__Aim of the exercise__. Count the lines below that contain "this". Give only the number.

__Exercise inputs__.

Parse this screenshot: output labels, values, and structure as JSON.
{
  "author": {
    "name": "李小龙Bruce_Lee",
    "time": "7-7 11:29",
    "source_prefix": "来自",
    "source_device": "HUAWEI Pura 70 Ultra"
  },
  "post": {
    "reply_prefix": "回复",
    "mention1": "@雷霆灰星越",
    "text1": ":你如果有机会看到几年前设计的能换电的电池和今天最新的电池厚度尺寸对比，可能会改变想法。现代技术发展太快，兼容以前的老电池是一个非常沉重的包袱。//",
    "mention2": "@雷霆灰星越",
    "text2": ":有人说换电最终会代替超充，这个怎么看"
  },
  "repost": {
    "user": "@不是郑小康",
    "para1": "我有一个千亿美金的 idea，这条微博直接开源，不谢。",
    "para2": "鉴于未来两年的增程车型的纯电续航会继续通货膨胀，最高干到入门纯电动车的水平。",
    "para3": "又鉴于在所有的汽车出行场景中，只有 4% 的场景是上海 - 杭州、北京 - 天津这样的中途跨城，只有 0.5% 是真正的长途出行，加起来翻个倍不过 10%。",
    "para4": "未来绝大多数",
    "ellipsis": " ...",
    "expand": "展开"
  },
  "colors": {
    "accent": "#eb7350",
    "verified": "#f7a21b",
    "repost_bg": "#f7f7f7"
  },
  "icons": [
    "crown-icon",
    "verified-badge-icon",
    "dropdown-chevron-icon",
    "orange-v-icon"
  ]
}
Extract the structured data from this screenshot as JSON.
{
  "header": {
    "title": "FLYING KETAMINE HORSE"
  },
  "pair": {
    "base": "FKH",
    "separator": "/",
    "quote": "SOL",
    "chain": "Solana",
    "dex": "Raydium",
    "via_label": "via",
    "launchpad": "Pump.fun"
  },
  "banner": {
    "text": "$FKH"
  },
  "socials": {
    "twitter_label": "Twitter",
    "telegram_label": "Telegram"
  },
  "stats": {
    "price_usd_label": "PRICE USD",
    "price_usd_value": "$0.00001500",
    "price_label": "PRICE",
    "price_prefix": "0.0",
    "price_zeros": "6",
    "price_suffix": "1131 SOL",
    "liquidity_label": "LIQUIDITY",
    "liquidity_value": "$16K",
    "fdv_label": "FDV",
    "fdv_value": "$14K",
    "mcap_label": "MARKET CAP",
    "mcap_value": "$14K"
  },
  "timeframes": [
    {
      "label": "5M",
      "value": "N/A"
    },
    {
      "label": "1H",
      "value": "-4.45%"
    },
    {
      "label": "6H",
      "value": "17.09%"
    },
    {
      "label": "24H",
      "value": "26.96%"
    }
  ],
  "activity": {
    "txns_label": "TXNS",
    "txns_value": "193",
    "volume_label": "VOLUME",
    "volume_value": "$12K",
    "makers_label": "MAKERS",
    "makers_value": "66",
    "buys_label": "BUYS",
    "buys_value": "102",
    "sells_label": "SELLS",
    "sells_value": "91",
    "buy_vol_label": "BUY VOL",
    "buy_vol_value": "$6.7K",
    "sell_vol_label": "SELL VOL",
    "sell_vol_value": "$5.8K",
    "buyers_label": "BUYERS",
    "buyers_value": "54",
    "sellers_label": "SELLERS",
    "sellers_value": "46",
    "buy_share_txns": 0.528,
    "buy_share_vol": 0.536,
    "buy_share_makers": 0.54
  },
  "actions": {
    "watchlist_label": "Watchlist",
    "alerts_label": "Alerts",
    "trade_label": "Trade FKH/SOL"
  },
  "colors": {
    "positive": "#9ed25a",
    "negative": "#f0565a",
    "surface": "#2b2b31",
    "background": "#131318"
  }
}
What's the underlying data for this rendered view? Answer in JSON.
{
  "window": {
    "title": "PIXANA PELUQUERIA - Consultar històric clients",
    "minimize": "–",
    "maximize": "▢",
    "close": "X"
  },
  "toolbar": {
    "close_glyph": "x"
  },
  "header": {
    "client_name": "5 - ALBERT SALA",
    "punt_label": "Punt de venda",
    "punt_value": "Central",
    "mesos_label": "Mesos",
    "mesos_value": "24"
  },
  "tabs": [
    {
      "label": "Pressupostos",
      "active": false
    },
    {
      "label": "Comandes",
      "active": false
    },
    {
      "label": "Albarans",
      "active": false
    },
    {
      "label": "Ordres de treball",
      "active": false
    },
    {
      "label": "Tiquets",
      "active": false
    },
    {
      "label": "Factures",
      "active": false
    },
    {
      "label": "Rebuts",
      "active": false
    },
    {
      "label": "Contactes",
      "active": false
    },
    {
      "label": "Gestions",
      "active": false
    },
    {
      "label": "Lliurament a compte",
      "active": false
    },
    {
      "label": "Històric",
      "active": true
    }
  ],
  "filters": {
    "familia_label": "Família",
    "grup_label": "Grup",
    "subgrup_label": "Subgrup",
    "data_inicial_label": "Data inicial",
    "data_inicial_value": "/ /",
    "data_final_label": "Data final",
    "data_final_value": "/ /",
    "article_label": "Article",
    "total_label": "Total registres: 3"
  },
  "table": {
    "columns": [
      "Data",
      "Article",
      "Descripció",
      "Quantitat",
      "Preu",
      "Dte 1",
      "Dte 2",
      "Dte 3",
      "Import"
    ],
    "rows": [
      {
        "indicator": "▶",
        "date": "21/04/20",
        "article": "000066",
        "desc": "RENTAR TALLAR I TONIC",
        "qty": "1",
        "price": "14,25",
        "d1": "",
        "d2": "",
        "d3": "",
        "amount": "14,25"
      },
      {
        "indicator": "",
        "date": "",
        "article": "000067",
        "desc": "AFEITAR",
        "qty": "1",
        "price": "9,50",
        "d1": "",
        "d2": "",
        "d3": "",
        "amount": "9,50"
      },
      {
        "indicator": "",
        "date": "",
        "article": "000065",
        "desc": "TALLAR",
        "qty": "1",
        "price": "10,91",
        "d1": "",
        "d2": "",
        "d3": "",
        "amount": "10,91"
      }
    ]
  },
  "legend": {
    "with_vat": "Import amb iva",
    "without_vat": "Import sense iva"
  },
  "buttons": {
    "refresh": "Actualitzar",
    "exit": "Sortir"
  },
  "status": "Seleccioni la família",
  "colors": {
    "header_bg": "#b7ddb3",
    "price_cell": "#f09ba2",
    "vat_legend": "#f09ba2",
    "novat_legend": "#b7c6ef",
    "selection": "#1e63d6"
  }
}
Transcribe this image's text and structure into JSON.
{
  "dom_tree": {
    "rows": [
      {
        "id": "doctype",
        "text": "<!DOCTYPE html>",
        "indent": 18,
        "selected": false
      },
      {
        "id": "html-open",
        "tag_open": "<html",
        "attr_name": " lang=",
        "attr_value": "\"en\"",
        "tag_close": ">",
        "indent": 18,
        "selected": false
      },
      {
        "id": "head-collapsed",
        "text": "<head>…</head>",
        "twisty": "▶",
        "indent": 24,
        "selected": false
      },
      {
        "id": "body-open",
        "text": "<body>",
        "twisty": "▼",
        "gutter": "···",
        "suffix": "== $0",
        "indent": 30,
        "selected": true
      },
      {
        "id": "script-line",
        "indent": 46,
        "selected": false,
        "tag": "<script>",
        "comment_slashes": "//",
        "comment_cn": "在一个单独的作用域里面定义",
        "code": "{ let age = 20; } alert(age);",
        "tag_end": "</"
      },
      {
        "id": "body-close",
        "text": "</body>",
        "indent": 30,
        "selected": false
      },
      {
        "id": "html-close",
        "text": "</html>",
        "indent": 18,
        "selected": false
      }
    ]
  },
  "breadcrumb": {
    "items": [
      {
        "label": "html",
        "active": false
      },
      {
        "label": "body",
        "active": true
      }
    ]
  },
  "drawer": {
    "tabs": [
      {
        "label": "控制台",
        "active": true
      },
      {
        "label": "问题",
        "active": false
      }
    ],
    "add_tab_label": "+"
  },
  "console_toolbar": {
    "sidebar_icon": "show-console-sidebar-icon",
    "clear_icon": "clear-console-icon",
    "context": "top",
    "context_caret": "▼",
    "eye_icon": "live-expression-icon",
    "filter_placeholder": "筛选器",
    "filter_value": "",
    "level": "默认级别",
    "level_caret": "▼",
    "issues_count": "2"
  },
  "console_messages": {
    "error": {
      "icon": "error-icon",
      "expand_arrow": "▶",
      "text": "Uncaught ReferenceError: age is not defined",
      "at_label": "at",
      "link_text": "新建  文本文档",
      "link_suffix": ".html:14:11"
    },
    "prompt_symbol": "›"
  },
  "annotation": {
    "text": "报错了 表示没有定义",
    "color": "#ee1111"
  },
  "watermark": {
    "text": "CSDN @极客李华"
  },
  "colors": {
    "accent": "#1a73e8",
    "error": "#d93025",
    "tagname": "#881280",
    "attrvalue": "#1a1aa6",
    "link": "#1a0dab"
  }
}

__The completed task__. 4